## AIM
Return the records exactly as they are.

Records
>>>
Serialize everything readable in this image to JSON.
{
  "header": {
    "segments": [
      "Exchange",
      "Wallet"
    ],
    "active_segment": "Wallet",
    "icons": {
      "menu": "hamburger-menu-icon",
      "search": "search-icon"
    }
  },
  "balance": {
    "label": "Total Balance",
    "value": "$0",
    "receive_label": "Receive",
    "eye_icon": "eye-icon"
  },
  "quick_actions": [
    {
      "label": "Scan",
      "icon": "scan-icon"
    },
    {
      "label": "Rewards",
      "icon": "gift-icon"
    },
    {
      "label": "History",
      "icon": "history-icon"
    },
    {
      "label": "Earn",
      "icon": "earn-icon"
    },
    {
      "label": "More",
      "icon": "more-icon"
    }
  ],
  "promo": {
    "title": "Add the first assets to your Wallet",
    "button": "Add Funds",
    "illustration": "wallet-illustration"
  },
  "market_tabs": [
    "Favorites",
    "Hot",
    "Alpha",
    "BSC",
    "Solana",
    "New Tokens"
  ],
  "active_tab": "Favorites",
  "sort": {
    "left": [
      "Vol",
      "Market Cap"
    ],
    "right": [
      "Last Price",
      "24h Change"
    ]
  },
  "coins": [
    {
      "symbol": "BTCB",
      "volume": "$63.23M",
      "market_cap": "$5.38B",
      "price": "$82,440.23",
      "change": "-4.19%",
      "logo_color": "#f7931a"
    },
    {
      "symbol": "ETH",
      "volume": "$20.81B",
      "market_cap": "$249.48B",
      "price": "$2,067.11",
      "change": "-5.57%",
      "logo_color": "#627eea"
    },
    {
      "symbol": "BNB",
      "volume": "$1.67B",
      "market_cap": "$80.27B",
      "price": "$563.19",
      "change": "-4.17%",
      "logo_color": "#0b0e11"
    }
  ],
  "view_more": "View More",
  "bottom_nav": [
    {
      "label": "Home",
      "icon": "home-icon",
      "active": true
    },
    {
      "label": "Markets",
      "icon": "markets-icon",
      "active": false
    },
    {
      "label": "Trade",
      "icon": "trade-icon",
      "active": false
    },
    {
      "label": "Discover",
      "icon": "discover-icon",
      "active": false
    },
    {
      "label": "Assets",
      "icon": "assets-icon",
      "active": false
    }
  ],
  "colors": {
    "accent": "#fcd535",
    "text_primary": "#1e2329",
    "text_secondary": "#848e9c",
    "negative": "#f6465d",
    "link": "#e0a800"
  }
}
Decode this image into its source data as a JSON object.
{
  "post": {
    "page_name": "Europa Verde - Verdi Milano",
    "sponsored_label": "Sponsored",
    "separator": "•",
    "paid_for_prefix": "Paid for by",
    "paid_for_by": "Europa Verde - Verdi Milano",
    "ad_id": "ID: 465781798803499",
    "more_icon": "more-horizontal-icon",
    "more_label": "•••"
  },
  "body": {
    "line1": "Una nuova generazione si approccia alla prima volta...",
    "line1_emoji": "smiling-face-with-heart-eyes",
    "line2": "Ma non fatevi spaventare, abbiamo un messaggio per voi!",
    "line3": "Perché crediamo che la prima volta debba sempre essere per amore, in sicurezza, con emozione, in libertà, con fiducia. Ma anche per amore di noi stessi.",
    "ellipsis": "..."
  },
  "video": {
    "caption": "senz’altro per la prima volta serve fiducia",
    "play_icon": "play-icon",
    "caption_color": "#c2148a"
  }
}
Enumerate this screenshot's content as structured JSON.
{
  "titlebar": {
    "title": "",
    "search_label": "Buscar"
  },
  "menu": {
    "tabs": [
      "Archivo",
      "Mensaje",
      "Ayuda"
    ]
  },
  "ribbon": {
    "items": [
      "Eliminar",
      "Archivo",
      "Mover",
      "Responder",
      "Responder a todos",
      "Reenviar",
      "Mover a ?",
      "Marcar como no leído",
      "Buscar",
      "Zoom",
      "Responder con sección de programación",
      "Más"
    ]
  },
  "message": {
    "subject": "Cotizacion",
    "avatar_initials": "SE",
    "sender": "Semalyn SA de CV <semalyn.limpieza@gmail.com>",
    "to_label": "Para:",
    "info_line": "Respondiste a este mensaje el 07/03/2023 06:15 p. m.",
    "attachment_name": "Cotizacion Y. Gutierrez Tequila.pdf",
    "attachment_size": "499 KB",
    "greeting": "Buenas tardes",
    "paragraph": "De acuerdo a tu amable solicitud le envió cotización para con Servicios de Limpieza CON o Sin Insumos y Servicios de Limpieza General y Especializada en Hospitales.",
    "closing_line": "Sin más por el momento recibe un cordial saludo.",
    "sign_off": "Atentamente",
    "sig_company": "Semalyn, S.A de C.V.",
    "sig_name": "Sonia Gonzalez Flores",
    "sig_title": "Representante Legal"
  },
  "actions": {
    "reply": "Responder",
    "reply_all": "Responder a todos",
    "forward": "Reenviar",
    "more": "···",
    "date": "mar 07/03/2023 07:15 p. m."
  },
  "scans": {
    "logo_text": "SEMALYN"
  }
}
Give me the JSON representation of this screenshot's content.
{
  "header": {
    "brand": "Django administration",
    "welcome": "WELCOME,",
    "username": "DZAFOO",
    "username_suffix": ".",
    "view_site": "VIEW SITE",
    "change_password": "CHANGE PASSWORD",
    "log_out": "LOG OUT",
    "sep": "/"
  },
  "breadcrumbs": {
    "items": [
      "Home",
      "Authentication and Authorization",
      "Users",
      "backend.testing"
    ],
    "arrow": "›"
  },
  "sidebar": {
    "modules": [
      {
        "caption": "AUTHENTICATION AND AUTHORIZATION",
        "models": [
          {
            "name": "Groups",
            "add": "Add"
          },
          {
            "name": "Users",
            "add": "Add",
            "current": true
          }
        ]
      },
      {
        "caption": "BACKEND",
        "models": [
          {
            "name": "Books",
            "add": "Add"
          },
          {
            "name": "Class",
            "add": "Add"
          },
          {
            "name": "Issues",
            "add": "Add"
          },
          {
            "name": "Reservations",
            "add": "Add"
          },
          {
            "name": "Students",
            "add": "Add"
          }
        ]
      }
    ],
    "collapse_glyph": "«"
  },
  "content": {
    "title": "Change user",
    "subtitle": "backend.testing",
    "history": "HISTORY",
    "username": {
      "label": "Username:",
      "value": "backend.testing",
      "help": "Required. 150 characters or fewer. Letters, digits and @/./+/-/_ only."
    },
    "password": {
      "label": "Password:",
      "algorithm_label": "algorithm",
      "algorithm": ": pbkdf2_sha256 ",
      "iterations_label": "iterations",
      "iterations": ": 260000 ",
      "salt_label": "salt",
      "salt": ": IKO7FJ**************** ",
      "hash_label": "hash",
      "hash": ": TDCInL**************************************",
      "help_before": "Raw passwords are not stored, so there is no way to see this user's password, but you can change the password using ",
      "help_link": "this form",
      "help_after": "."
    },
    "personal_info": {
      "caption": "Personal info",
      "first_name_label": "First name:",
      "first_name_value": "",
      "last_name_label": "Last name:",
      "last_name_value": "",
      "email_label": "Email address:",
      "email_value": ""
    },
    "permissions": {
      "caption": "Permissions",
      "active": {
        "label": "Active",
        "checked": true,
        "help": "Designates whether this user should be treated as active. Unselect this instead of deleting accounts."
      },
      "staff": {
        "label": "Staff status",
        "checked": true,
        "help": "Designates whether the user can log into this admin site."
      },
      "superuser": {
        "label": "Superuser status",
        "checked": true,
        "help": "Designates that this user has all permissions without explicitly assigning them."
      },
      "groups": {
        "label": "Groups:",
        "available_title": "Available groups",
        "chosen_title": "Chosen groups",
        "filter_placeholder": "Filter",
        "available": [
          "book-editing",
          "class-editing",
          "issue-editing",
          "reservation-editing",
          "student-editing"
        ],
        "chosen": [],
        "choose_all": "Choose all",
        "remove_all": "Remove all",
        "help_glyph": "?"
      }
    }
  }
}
<<<
## EXERCISE OUTPUT
Serialize everything readable in this image to JSON.
{
  "header": {
    "segments": [
      "Exchange",
      "Wallet"
    ],
    "active_segment": "Wallet",
    "icons": {
      "menu": "hamburger-menu-icon",
      "search": "search-icon"
    }
  },
  "balance": {
    "label": "Total Balance",
    "value": "$0",
    "receive_label": "Receive",
    "eye_icon": "eye-icon"
  },
  "quick_actions": [
    {
      "label": "Scan",
      "icon": "scan-icon"
    },
    {
      "label": "Rewards",
      "icon": "gift-icon"
    },
    {
      "label": "History",
      "icon": "history-icon"
    },
    {
      "label": "Earn",
      "icon": "earn-icon"
    },
    {
      "label": "More",
      "icon": "more-icon"
    }
  ],
  "promo": {
    "title": "Add the first assets to your Wallet",
    "button": "Add Funds",
    "illustration": "wallet-illustration"
  },
  "market_tabs": [
    "Favorites",
    "Hot",
    "Alpha",
    "BSC",
    "Solana",
    "New Tokens"
  ],
  "active_tab": "Favorites",
  "sort": {
    "left": [
      "Vol",
      "Market Cap"
    ],
    "right": [
      "Last Price",
      "24h Change"
    ]
  },
  "coins": [
    {
      "symbol": "BTCB",
      "volume": "$63.23M",
      "market_cap": "$5.38B",
      "price": "$82,440.23",
      "change": "-4.19%",
      "logo_color": "#f7931a"
    },
    {
      "symbol": "ETH",
      "volume": "$20.81B",
      "market_cap": "$249.48B",
      "price": "$2,067.11",
      "change": "-5.57%",
      "logo_color": "#627eea"
    },
    {
      "symbol": "BNB",
      "volume": "$1.67B",
      "market_cap": "$80.27B",
      "price": "$563.19",
      "change": "-4.17%",
      "logo_color": "#0b0e11"
    }
  ],
  "view_more": "View More",
  "bottom_nav": [
    {
      "label": "Home",
      "icon": "home-icon",
      "active": true
    },
    {
      "label": "Markets",
      "icon": "markets-icon",
      "active": false
    },
    {
      "label": "Trade",
      "icon": "trade-icon",
      "active": false
    },
    {
      "label": "Discover",
      "icon": "discover-icon",
      "active": false
    },
    {
      "label": "Assets",
      "icon": "assets-icon",
      "active": false
    }
  ],
  "colors": {
    "accent": "#fcd535",
    "text_primary": "#1e2329",
    "text_secondary": "#848e9c",
    "negative": "#f6465d",
    "link": "#e0a800"
  }
}
Decode this image into its source data as a JSON object.
{
  "post": {
    "page_name": "Europa Verde - Verdi Milano",
    "sponsored_label": "Sponsored",
    "separator": "•",
    "paid_for_prefix": "Paid for by",
    "paid_for_by": "Europa Verde - Verdi Milano",
    "ad_id": "ID: 465781798803499",
    "more_icon": "more-horizontal-icon",
    "more_label": "•••"
  },
  "body": {
    "line1": "Una nuova generazione si approccia alla prima volta...",
    "line1_emoji": "smiling-face-with-heart-eyes",
    "line2": "Ma non fatevi spaventare, abbiamo un messaggio per voi!",
    "line3": "Perché crediamo che la prima volta debba sempre essere per amore, in sicurezza, con emozione, in libertà, con fiducia. Ma anche per amore di noi stessi.",
    "ellipsis": "..."
  },
  "video": {
    "caption": "senz’altro per la prima volta serve fiducia",
    "play_icon": "play-icon",
    "caption_color": "#c2148a"
  }
}
Enumerate this screenshot's content as structured JSON.
{
  "titlebar": {
    "title": "",
    "search_label": "Buscar"
  },
  "menu": {
    "tabs": [
      "Archivo",
      "Mensaje",
      "Ayuda"
    ]
  },
  "ribbon": {
    "items": [
      "Eliminar",
      "Archivo",
      "Mover",
      "Responder",
      "Responder a todos",
      "Reenviar",
      "Mover a ?",
      "Marcar como no leído",
      "Buscar",
      "Zoom",
      "Responder con sección de programación",
      "Más"
    ]
  },
  "message": {
    "subject": "Cotizacion",
    "avatar_initials": "SE",
    "sender": "Semalyn SA de CV <semalyn.limpieza@gmail.com>",
    "to_label": "Para:",
    "info_line": "Respondiste a este mensaje el 07/03/2023 06:15 p. m.",
    "attachment_name": "Cotizacion Y. Gutierrez Tequila.pdf",
    "attachment_size": "499 KB",
    "greeting": "Buenas tardes",
    "paragraph": "De acuerdo a tu amable solicitud le envió cotización para con Servicios de Limpieza CON o Sin Insumos y Servicios de Limpieza General y Especializada en Hospitales.",
    "closing_line": "Sin más por el momento recibe un cordial saludo.",
    "sign_off": "Atentamente",
    "sig_company": "Semalyn, S.A de C.V.",
    "sig_name": "Sonia Gonzalez Flores",
    "sig_title": "Representante Legal"
  },
  "actions": {
    "reply": "Responder",
    "reply_all": "Responder a todos",
    "forward": "Reenviar",
    "more": "···",
    "date": "mar 07/03/2023 07:15 p. m."
  },
  "scans": {
    "logo_text": "SEMALYN"
  }
}
Give me the JSON representation of this screenshot's content.
{
  "header": {
    "brand": "Django administration",
    "welcome": "WELCOME,",
    "username": "DZAFOO",
    "username_suffix": ".",
    "view_site": "VIEW SITE",
    "change_password": "CHANGE PASSWORD",
    "log_out": "LOG OUT",
    "sep": "/"
  },
  "breadcrumbs": {
    "items": [
      "Home",
      "Authentication and Authorization",
      "Users",
      "backend.testing"
    ],
    "arrow": "›"
  },
  "sidebar": {
    "modules": [
      {
        "caption": "AUTHENTICATION AND AUTHORIZATION",
        "models": [
          {
            "name": "Groups",
            "add": "Add"
          },
          {
            "name": "Users",
            "add": "Add",
            "current": true
          }
        ]
      },
      {
        "caption": "BACKEND",
        "models": [
          {
            "name": "Books",
            "add": "Add"
          },
          {
            "name": "Class",
            "add": "Add"
          },
          {
            "name": "Issues",
            "add": "Add"
          },
          {
            "name": "Reservations",
            "add": "Add"
          },
          {
            "name": "Students",
            "add": "Add"
          }
        ]
      }
    ],
    "collapse_glyph": "«"
  },
  "content": {
    "title": "Change user",
    "subtitle": "backend.testing",
    "history": "HISTORY",
    "username": {
      "label": "Username:",
      "value": "backend.testing",
      "help": "Required. 150 characters or fewer. Letters, digits and @/./+/-/_ only."
    },
    "password": {
      "label": "Password:",
      "algorithm_label": "algorithm",
      "algorithm": ": pbkdf2_sha256 ",
      "iterations_label": "iterations",
      "iterations": ": 260000 ",
      "salt_label": "salt",
      "salt": ": IKO7FJ**************** ",
      "hash_label": "hash",
      "hash": ": TDCInL**************************************",
      "help_before": "Raw passwords are not stored, so there is no way to see this user's password, but you can change the password using ",
      "help_link": "this form",
      "help_after": "."
    },
    "personal_info": {
      "caption": "Personal info",
      "first_name_label": "First name:",
      "first_name_value": "",
      "last_name_label": "Last name:",
      "last_name_value": "",
      "email_label": "Email address:",
      "email_value": ""
    },
    "permissions": {
      "caption": "Permissions",
      "active": {
        "label": "Active",
        "checked": true,
        "help": "Designates whether this user should be treated as active. Unselect this instead of deleting accounts."
      },
      "staff": {
        "label": "Staff status",
        "checked": true,
        "help": "Designates whether the user can log into this admin site."
      },
      "superuser": {
        "label": "Superuser status",
        "checked": true,
        "help": "Designates that this user has all permissions without explicitly assigning them."
      },
      "groups": {
        "label": "Groups:",
        "available_title": "Available groups",
        "chosen_title": "Chosen groups",
        "filter_placeholder": "Filter",
        "available": [
          "book-editing",
          "class-editing",
          "issue-editing",
          "reservation-editing",
          "student-editing"
        ],
        "chosen": [],
        "choose_all": "Choose all",
        "remove_all": "Remove all",
        "help_glyph": "?"
      }
    }
  }
}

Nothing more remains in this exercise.